PAGINATEKST:
====================
In bepaalde lidstaten wordt het maatschappelijk middenveld nog steeds geconfronteerd met ernstige uitdagingen of systematische beperkingen van hun werkterrein. In
Hongarije
blijven de maatschappelijke organisaties onder druk staan en worden ze geconfronteerd met obstakels. Er blijft bezorgdheid bestaan over de rol van de staat bij de financiering van het maatschappelijk middenveld. In
Polen
is geen vooruitgang geboekt om de ruimte voor het maatschappelijk middenveld te verbeteren, en belanghebbenden hebben hun bezorgdheid geuit over de aanhoudende aanvallen op ngo’s door vertegenwoordigers van de overheid, met name op organisaties die betrokken zijn bij het verlenen van humanitaire hulp aan de grens tussen Polen en Wit-Rusland, abortusactivisten en vertegenwoordigers van de LHBTIQ-gemeenschap.
Nationale controles en waarborgen met betrekking tot het gebruik van spyware
Zelfs wanneer het gebruik van spyware verband houdt met de nationale veiligheid, zijn er nationale “checks-and-balances” nodig om voor waarborgen te zorgen. Grondrechten zoals de bescherming van persoonsgegevens, de vrijheid om informatie te ontvangen en te verstrekken, de vrijheid van meningsuiting en het recht op een doeltreffende voorziening in rechte en een eerlijk proces, moeten worden gerespecteerd in overeenstemming met de EU-wetgeving, waaronder het Handvest van de grondrechten.
====================
VASTGELEGDE GEGEVENS:
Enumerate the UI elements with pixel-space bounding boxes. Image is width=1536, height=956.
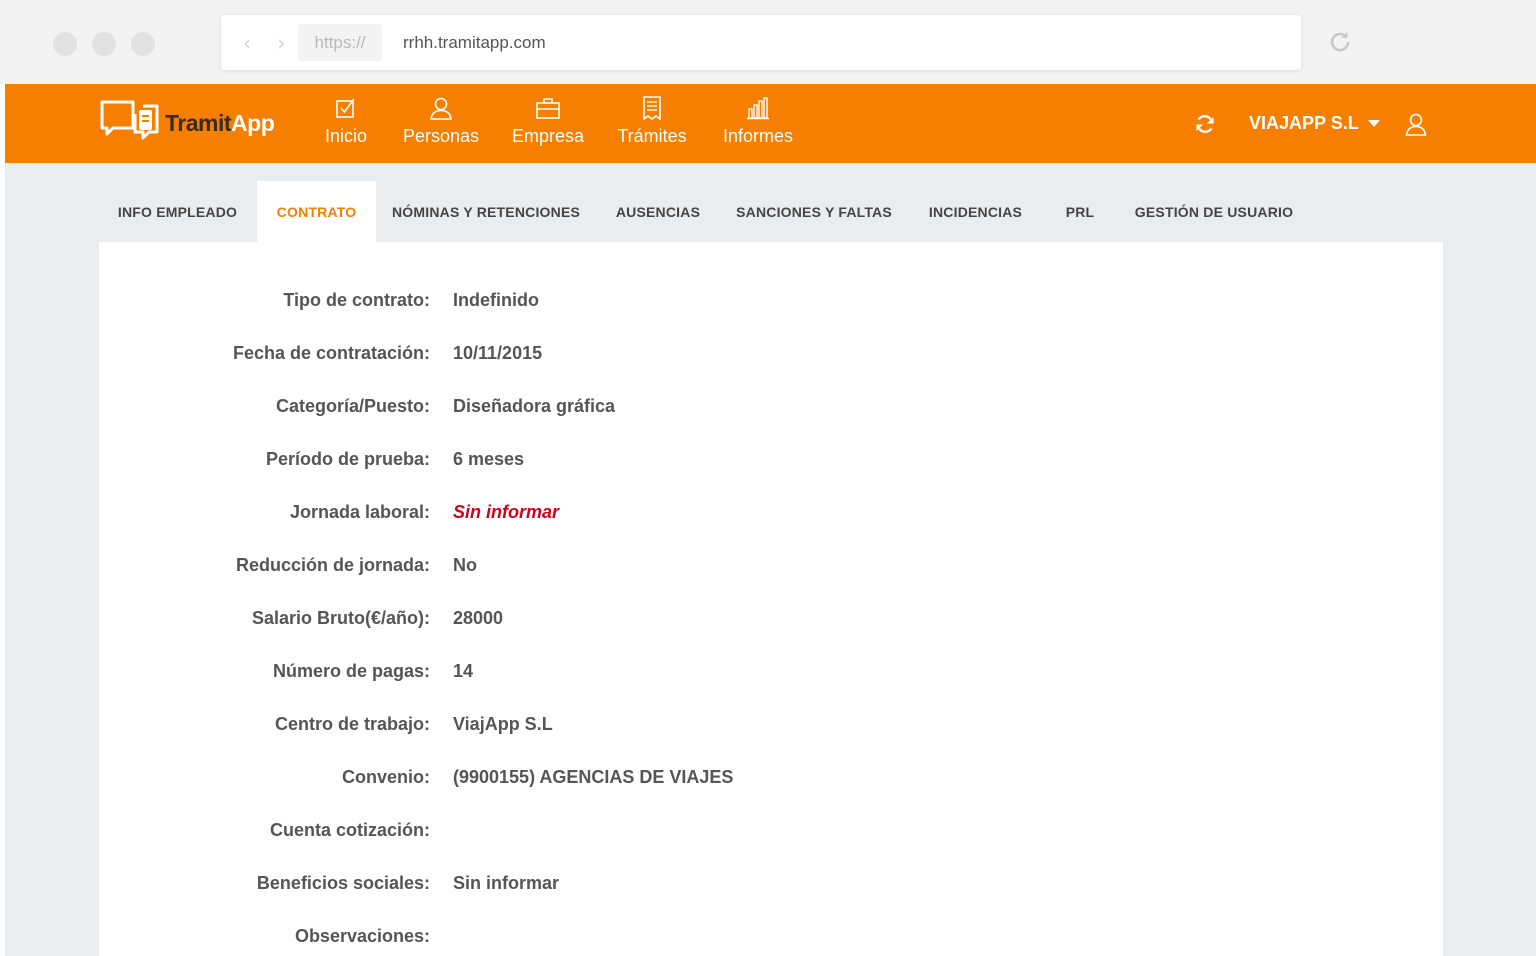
tab-gestion-usuario[interactable]: GESTIÓN DE USUARIO <box>1129 181 1299 242</box>
browser-chrome: ‹ › https:// rrhh.tramitapp.com <box>0 0 1536 84</box>
window-minimize-dot[interactable] <box>92 32 116 56</box>
field-label: Período de prueba: <box>265 449 430 469</box>
field-row: Reducción de jornada: No <box>99 555 1099 585</box>
company-selector[interactable]: VIAJAPP S.L <box>1249 84 1380 163</box>
window-close-dot[interactable] <box>53 32 77 56</box>
field-value: 28000 <box>453 608 504 628</box>
tab-contrato[interactable]: CONTRATO <box>257 181 376 242</box>
checkbox-icon <box>336 98 355 118</box>
field-value: ViajApp S.L <box>453 714 553 734</box>
nav-tramites[interactable]: Trámites <box>614 96 690 147</box>
user-menu-button[interactable] <box>1405 84 1427 163</box>
field-value: Sin informar <box>453 873 560 893</box>
field-label: Cuenta cotización: <box>269 820 430 840</box>
field-label: Número de pagas: <box>272 661 430 681</box>
tab-prl[interactable]: PRL <box>1055 181 1105 242</box>
document-icon <box>643 96 661 120</box>
field-value: No <box>453 555 477 575</box>
tab-sanciones-faltas[interactable]: SANCIONES Y FALTAS <box>729 181 899 242</box>
field-label: Observaciones: <box>294 926 430 946</box>
nav-inicio-label: Inicio <box>324 126 368 146</box>
field-label: Fecha de contratación: <box>232 343 430 363</box>
field-row: Categoría/Puesto: Diseñadora gráfica <box>99 396 1099 426</box>
field-row: Jornada laboral: Sin informar <box>99 502 1099 532</box>
url-text[interactable]: rrhh.tramitapp.com <box>403 15 546 70</box>
app-header: TramitApp Inicio Personas Empresa Trámit… <box>5 84 1536 163</box>
field-label: Centro de trabajo: <box>274 714 430 734</box>
employee-tabs: INFO EMPLEADO CONTRATO NÓMINAS Y RETENCI… <box>99 181 1443 242</box>
field-row: Beneficios sociales: Sin informar <box>99 873 1099 903</box>
field-label: Beneficios sociales: <box>256 873 430 893</box>
field-row: Período de prueba: 6 meses <box>99 449 1099 479</box>
field-value: 6 meses <box>453 449 525 469</box>
tab-ausencias[interactable]: AUSENCIAS <box>604 181 712 242</box>
chat-bubbles-icon <box>100 100 159 140</box>
back-forward-icon[interactable]: ‹ › <box>243 31 295 55</box>
field-value: Diseñadora gráfica <box>453 396 616 416</box>
address-bar[interactable]: ‹ › https:// rrhh.tramitapp.com <box>221 15 1301 70</box>
field-row: Tipo de contrato: Indefinido <box>99 290 1099 320</box>
briefcase-icon <box>536 98 560 119</box>
company-name: VIAJAPP S.L <box>1249 113 1359 133</box>
field-row: Centro de trabajo: ViajApp S.L <box>99 714 1099 744</box>
nav-empresa-label: Empresa <box>511 126 585 146</box>
field-value-warning[interactable]: Sin informar <box>453 502 559 523</box>
field-value: (9900155) AGENCIAS DE VIAJES <box>453 767 734 787</box>
logo-text-tramit: Tramit <box>165 109 232 136</box>
field-label: Convenio: <box>342 767 430 787</box>
field-row: Fecha de contratación: 10/11/2015 <box>99 343 1099 373</box>
tab-incidencias[interactable]: INCIDENCIAS <box>921 181 1030 242</box>
nav-tramites-label: Trámites <box>617 126 687 146</box>
nav-personas[interactable]: Personas <box>399 96 483 147</box>
field-label: Reducción de jornada: <box>235 555 430 575</box>
nav-personas-label: Personas <box>402 126 480 146</box>
field-value: 14 <box>453 661 474 681</box>
field-row: Número de pagas: 14 <box>99 661 1099 691</box>
field-row: Salario Bruto(€/año): 28000 <box>99 608 1099 638</box>
field-value: Indefinido <box>453 290 539 310</box>
refresh-icon <box>1196 114 1214 133</box>
url-protocol: https:// <box>298 24 382 61</box>
nav-informes-label: Informes <box>722 126 794 146</box>
field-row: Cuenta cotización: <box>99 820 1099 850</box>
caret-down-icon <box>1367 120 1380 127</box>
nav-informes[interactable]: Informes <box>719 96 797 147</box>
field-label: Tipo de contrato: <box>283 290 430 310</box>
user-icon <box>430 97 452 120</box>
field-value: 10/11/2015 <box>453 343 543 363</box>
bar-chart-icon <box>747 97 769 120</box>
field-label: Salario Bruto(€/año): <box>251 608 430 628</box>
nav-empresa[interactable]: Empresa <box>508 96 588 147</box>
field-label: Jornada laboral: <box>289 502 430 522</box>
tramitapp-logo[interactable]: TramitApp <box>99 96 275 150</box>
user-profile-icon <box>1405 113 1427 136</box>
tab-nominas-retenciones[interactable]: NÓMINAS Y RETENCIONES <box>381 181 591 242</box>
field-label: Categoría/Puesto: <box>275 396 430 416</box>
tab-info-empleado[interactable]: INFO EMPLEADO <box>99 181 256 242</box>
window-maximize-dot[interactable] <box>131 32 155 56</box>
reload-icon[interactable] <box>1326 28 1354 56</box>
sync-button[interactable] <box>1194 84 1216 163</box>
field-row: Observaciones: <box>99 926 1099 956</box>
nav-inicio[interactable]: Inicio <box>321 96 371 147</box>
field-row: Convenio: (9900155) AGENCIAS DE VIAJES <box>99 767 1099 797</box>
logo-text-app: App <box>231 109 275 136</box>
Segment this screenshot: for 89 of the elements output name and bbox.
====================
OPDRACHTEN:
a: Schrijf uit de paginatekst het stuk tussen "In bepaalde lidstaten" en "van de LHBTIQ-gemeenschap." over, met beide zinsdelen erbij.
b: In welk land is volgens de paginatekst geen vooruitgang geboekt om de ruimte voor het maatschappelijk middenveld te verbeteren?

ANTWOORDEN:
a:
In bepaalde lidstaten wordt het maatschappelijk middenveld nog steeds geconfronteerd met ernstige uitdagingen of systematische beperkingen van hun werkterrein. In
Hongarije
blijven de maatschappelijke organisaties onder druk staan en worden ze geconfronteerd met obstakels. Er blijft bezorgdheid bestaan over de rol van de staat bij de financiering van het maatschappelijk middenveld. In
Polen
is geen vooruitgang geboekt om de ruimte voor het maatschappelijk middenveld te verbeteren, en belanghebbenden hebben hun bezorgdheid geuit over de aanhoudende aanvallen op ngo’s door vertegenwoordigers van de overheid, met name op organisaties die betrokken zijn bij het verlenen van humanitaire hulp aan de grens tussen Polen en Wit-Rusland, abortusactivisten en vertegenwoordigers van de LHBTIQ-gemeenschap.

b: In Polen.